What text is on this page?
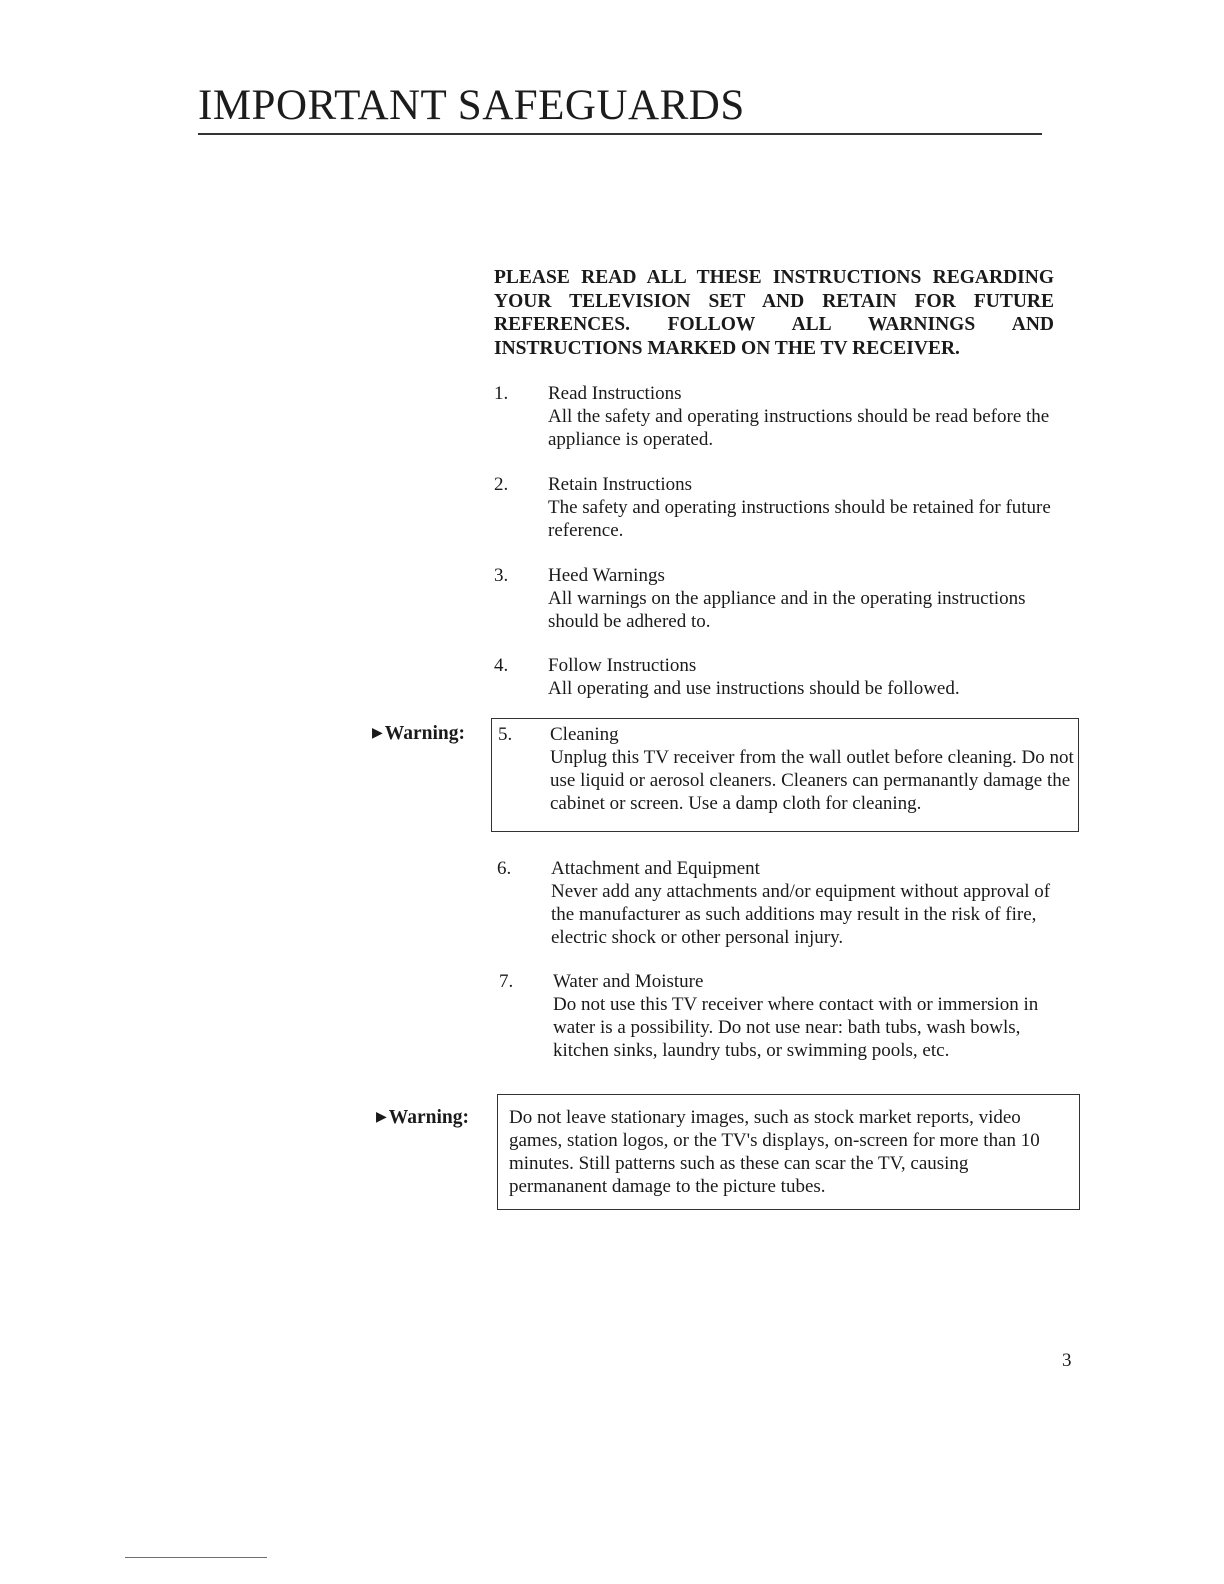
IMPORTANT SAFEGUARDS
PLEASE READ ALL THESE INSTRUCTIONS REGARDING YOUR TELEVISION SET AND RETAIN FOR FUTURE REFERENCES. FOLLOW ALL WARNINGS AND INSTRUCTIONS MARKED ON THE TV RECEIVER.
1.	Read Instructions
All the safety and operating instructions should be read before the appliance is operated.
2.	Retain Instructions
The safety and operating instructions should be retained for future reference.
3.	Heed Warnings
All warnings on the appliance and in the operating instructions should be adhered to.
4.	Follow Instructions
All operating and use instructions should be followed.
▶ Warning: 5. Cleaning
Unplug this TV receiver from the wall outlet before cleaning. Do not use liquid or aerosol cleaners. Cleaners can permanantly damage the cabinet or screen. Use a damp cloth for cleaning.
6.	Attachment and Equipment
Never add any attachments and/or equipment without approval of the manufacturer as such additions may result in the risk of fire, electric shock or other personal injury.
7.	Water and Moisture
Do not use this TV receiver where contact with or immersion in water is a possibility. Do not use near: bath tubs, wash bowls, kitchen sinks, laundry tubs, or swimming pools, etc.
▶ Warning: Do not leave stationary images, such as stock market reports, video games, station logos, or the TV's displays, on-screen for more than 10 minutes. Still patterns such as these can scar the TV, causing permananent damage to the picture tubes.
3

◆ **Your objective**: Look for "appliance" and pull out every line that has it.

◆ **Exercise solution**:
All the safety and operating instructions should be read before the appliance is operated.
All warnings on the appliance and in the operating instructions should be adhered to.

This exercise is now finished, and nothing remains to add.